Which lines in the records below contain the word "после"? Copy each one out.
=======
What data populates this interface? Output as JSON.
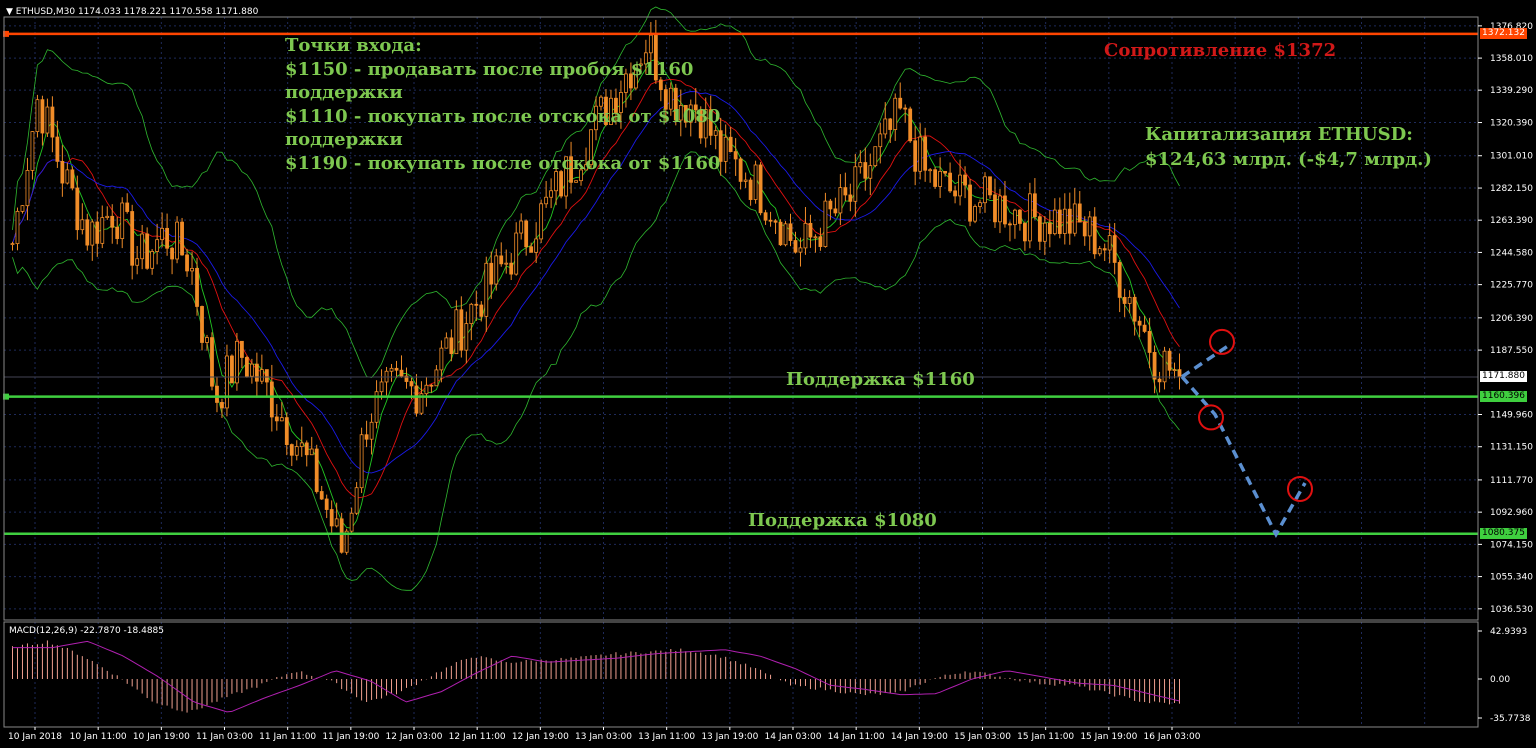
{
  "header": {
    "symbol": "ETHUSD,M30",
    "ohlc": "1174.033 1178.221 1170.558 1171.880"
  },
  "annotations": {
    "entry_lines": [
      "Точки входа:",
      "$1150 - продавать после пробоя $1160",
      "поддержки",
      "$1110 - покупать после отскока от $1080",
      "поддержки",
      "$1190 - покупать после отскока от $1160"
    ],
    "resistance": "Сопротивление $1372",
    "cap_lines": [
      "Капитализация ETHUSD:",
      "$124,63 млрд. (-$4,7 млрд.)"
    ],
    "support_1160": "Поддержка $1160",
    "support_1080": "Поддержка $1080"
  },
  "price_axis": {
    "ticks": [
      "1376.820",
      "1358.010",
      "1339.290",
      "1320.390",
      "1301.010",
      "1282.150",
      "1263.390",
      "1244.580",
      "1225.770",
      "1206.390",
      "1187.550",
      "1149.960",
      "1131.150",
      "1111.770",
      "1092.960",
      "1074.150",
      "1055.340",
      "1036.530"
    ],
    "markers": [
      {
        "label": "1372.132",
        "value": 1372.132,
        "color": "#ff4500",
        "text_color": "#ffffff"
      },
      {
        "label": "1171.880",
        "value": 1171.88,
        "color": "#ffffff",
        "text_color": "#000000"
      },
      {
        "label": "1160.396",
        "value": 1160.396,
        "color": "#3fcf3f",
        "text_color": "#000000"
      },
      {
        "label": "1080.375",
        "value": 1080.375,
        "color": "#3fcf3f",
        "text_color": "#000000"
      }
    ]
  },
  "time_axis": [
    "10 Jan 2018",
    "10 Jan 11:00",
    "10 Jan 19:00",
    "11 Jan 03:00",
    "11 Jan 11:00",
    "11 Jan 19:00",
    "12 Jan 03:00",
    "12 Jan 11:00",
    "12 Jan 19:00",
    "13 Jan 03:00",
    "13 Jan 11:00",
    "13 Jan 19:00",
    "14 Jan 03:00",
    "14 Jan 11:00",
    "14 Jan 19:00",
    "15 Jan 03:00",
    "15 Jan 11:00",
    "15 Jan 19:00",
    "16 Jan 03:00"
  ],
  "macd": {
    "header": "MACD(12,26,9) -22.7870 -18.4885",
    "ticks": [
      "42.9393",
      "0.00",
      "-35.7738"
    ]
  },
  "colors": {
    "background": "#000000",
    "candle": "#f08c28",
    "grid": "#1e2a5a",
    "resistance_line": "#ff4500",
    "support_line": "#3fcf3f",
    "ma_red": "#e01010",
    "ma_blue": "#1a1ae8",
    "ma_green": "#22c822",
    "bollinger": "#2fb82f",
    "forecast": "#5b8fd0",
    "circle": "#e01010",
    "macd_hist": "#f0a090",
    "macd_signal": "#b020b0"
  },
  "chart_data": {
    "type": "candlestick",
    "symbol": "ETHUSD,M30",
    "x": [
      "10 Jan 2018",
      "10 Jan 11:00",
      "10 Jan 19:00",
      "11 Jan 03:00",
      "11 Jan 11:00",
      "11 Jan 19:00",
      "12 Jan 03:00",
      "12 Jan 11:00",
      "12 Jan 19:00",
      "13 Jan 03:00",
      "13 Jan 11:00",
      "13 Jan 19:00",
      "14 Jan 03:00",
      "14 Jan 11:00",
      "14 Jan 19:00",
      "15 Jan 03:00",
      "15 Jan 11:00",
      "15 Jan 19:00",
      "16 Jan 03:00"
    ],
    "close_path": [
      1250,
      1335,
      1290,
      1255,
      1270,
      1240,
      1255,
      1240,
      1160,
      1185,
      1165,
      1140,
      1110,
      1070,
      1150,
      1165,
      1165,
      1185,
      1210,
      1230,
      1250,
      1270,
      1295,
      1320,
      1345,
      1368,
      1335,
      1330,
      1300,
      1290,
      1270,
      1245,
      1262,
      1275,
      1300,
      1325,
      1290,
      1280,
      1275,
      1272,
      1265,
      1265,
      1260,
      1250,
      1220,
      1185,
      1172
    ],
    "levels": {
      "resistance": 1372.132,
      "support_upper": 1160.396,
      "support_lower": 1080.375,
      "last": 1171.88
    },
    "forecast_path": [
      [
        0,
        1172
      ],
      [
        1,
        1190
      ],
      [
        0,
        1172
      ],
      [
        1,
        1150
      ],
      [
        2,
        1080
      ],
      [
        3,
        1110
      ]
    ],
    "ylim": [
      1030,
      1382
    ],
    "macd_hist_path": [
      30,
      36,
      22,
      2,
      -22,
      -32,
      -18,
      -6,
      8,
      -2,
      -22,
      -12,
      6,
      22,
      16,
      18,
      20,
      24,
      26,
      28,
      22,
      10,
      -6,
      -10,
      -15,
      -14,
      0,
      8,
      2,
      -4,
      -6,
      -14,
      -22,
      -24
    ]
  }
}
=======
**Right answer:**
      "$1150 - продавать после пробоя $1160",
      "$1110 - покупать после отскока от $1080",
      "$1190 - покупать после отскока от $1160"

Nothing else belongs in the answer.